§ Required work: Transcribe each record exactly. Include every one.

[Records from a collection]
┌──
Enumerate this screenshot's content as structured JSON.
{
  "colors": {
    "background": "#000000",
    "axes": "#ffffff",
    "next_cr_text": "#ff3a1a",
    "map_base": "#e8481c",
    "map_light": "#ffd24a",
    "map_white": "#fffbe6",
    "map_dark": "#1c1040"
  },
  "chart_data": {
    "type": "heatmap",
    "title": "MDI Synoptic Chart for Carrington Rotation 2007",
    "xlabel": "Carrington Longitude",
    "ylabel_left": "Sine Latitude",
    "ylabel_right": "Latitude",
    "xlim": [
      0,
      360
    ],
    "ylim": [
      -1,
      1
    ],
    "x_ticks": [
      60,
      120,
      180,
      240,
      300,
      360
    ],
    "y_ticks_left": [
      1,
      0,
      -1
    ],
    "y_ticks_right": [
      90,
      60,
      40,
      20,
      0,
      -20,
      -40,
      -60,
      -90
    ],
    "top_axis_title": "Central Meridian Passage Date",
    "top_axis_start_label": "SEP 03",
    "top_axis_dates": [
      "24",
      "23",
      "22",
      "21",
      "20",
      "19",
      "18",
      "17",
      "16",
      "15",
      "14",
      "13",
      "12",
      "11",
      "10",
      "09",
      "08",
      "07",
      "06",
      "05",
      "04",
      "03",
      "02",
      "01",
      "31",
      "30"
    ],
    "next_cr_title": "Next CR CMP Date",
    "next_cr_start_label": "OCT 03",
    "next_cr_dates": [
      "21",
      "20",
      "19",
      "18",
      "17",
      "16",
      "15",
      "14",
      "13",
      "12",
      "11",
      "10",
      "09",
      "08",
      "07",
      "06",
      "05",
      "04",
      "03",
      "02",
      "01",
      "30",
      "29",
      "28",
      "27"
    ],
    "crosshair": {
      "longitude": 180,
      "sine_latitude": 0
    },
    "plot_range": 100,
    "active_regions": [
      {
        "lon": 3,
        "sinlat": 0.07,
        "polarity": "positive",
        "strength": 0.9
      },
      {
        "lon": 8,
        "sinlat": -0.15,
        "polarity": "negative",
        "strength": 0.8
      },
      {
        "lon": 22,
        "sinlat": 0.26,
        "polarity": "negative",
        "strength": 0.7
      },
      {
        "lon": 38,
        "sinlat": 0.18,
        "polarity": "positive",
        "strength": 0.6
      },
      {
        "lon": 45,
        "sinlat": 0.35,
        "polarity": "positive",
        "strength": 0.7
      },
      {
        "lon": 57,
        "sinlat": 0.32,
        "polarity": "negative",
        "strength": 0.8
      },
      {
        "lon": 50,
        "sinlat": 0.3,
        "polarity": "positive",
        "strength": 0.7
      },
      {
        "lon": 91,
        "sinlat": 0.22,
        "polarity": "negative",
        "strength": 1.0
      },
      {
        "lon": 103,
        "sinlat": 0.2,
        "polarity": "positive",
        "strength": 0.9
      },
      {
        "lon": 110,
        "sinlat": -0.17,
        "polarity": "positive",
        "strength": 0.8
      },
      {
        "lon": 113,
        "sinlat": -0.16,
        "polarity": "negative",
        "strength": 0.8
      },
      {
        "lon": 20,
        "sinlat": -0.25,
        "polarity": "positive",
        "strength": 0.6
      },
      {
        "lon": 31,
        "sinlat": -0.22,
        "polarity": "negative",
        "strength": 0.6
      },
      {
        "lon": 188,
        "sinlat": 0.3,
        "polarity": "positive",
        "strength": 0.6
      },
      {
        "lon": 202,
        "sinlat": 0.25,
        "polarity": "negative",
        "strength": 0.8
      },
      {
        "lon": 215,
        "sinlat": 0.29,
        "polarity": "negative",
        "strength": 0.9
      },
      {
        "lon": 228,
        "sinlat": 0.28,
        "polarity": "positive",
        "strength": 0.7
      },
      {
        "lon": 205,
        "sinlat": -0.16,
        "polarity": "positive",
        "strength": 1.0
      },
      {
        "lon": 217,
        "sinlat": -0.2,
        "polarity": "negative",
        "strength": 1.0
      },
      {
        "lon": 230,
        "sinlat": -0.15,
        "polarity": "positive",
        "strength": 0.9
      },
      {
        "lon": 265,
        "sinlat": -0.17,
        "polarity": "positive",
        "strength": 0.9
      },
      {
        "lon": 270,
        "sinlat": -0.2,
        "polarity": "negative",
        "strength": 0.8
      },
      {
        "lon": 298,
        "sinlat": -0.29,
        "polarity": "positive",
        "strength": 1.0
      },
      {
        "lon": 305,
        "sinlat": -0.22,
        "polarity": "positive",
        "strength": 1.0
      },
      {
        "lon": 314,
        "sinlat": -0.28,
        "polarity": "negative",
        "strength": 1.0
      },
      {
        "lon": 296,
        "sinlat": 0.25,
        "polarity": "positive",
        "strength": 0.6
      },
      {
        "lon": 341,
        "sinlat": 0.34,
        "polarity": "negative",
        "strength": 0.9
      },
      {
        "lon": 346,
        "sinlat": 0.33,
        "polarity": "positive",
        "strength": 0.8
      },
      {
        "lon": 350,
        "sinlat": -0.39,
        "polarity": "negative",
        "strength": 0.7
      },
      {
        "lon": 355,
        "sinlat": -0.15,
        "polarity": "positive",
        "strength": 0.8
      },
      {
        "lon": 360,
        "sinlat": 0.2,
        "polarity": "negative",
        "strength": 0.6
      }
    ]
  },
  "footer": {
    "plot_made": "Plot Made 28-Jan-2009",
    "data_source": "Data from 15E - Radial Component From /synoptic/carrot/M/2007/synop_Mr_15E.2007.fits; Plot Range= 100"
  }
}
└──
§ Answer to this problem:
Enumerate this screenshot's content as structured JSON.
{
  "colors": {
    "background": "#000000",
    "axes": "#ffffff",
    "next_cr_text": "#ff3a1a",
    "map_base": "#e8481c",
    "map_light": "#ffd24a",
    "map_white": "#fffbe6",
    "map_dark": "#1c1040"
  },
  "chart_data": {
    "type": "heatmap",
    "title": "MDI Synoptic Chart for Carrington Rotation 2007",
    "xlabel": "Carrington Longitude",
    "ylabel_left": "Sine Latitude",
    "ylabel_right": "Latitude",
    "xlim": [
      0,
      360
    ],
    "ylim": [
      -1,
      1
    ],
    "x_ticks": [
      60,
      120,
      180,
      240,
      300,
      360
    ],
    "y_ticks_left": [
      1,
      0,
      -1
    ],
    "y_ticks_right": [
      90,
      60,
      40,
      20,
      0,
      -20,
      -40,
      -60,
      -90
    ],
    "top_axis_title": "Central Meridian Passage Date",
    "top_axis_start_label": "SEP 03",
    "top_axis_dates": [
      "24",
      "23",
      "22",
      "21",
      "20",
      "19",
      "18",
      "17",
      "16",
      "15",
      "14",
      "13",
      "12",
      "11",
      "10",
      "09",
      "08",
      "07",
      "06",
      "05",
      "04",
      "03",
      "02",
      "01",
      "31",
      "30"
    ],
    "next_cr_title": "Next CR CMP Date",
    "next_cr_start_label": "OCT 03",
    "next_cr_dates": [
      "21",
      "20",
      "19",
      "18",
      "17",
      "16",
      "15",
      "14",
      "13",
      "12",
      "11",
      "10",
      "09",
      "08",
      "07",
      "06",
      "05",
      "04",
      "03",
      "02",
      "01",
      "30",
      "29",
      "28",
      "27"
    ],
    "crosshair": {
      "longitude": 180,
      "sine_latitude": 0
    },
    "plot_range": 100,
    "active_regions": [
      {
        "lon": 3,
        "sinlat": 0.07,
        "polarity": "positive",
        "strength": 0.9
      },
      {
        "lon": 8,
        "sinlat": -0.15,
        "polarity": "negative",
        "strength": 0.8
      },
      {
        "lon": 22,
        "sinlat": 0.26,
        "polarity": "negative",
        "strength": 0.7
      },
      {
        "lon": 38,
        "sinlat": 0.18,
        "polarity": "positive",
        "strength": 0.6
      },
      {
        "lon": 45,
        "sinlat": 0.35,
        "polarity": "positive",
        "strength": 0.7
      },
      {
        "lon": 57,
        "sinlat": 0.32,
        "polarity": "negative",
        "strength": 0.8
      },
      {
        "lon": 50,
        "sinlat": 0.3,
        "polarity": "positive",
        "strength": 0.7
      },
      {
        "lon": 91,
        "sinlat": 0.22,
        "polarity": "negative",
        "strength": 1.0
      },
      {
        "lon": 103,
        "sinlat": 0.2,
        "polarity": "positive",
        "strength": 0.9
      },
      {
        "lon": 110,
        "sinlat": -0.17,
        "polarity": "positive",
        "strength": 0.8
      },
      {
        "lon": 113,
        "sinlat": -0.16,
        "polarity": "negative",
        "strength": 0.8
      },
      {
        "lon": 20,
        "sinlat": -0.25,
        "polarity": "positive",
        "strength": 0.6
      },
      {
        "lon": 31,
        "sinlat": -0.22,
        "polarity": "negative",
        "strength": 0.6
      },
      {
        "lon": 188,
        "sinlat": 0.3,
        "polarity": "positive",
        "strength": 0.6
      },
      {
        "lon": 202,
        "sinlat": 0.25,
        "polarity": "negative",
        "strength": 0.8
      },
      {
        "lon": 215,
        "sinlat": 0.29,
        "polarity": "negative",
        "strength": 0.9
      },
      {
        "lon": 228,
        "sinlat": 0.28,
        "polarity": "positive",
        "strength": 0.7
      },
      {
        "lon": 205,
        "sinlat": -0.16,
        "polarity": "positive",
        "strength": 1.0
      },
      {
        "lon": 217,
        "sinlat": -0.2,
        "polarity": "negative",
        "strength": 1.0
      },
      {
        "lon": 230,
        "sinlat": -0.15,
        "polarity": "positive",
        "strength": 0.9
      },
      {
        "lon": 265,
        "sinlat": -0.17,
        "polarity": "positive",
        "strength": 0.9
      },
      {
        "lon": 270,
        "sinlat": -0.2,
        "polarity": "negative",
        "strength": 0.8
      },
      {
        "lon": 298,
        "sinlat": -0.29,
        "polarity": "positive",
        "strength": 1.0
      },
      {
        "lon": 305,
        "sinlat": -0.22,
        "polarity": "positive",
        "strength": 1.0
      },
      {
        "lon": 314,
        "sinlat": -0.28,
        "polarity": "negative",
        "strength": 1.0
      },
      {
        "lon": 296,
        "sinlat": 0.25,
        "polarity": "positive",
        "strength": 0.6
      },
      {
        "lon": 341,
        "sinlat": 0.34,
        "polarity": "negative",
        "strength": 0.9
      },
      {
        "lon": 346,
        "sinlat": 0.33,
        "polarity": "positive",
        "strength": 0.8
      },
      {
        "lon": 350,
        "sinlat": -0.39,
        "polarity": "negative",
        "strength": 0.7
      },
      {
        "lon": 355,
        "sinlat": -0.15,
        "polarity": "positive",
        "strength": 0.8
      },
      {
        "lon": 360,
        "sinlat": 0.2,
        "polarity": "negative",
        "strength": 0.6
      }
    ]
  },
  "footer": {
    "plot_made": "Plot Made 28-Jan-2009",
    "data_source": "Data from 15E - Radial Component From /synoptic/carrot/M/2007/synop_Mr_15E.2007.fits; Plot Range= 100"
  }
}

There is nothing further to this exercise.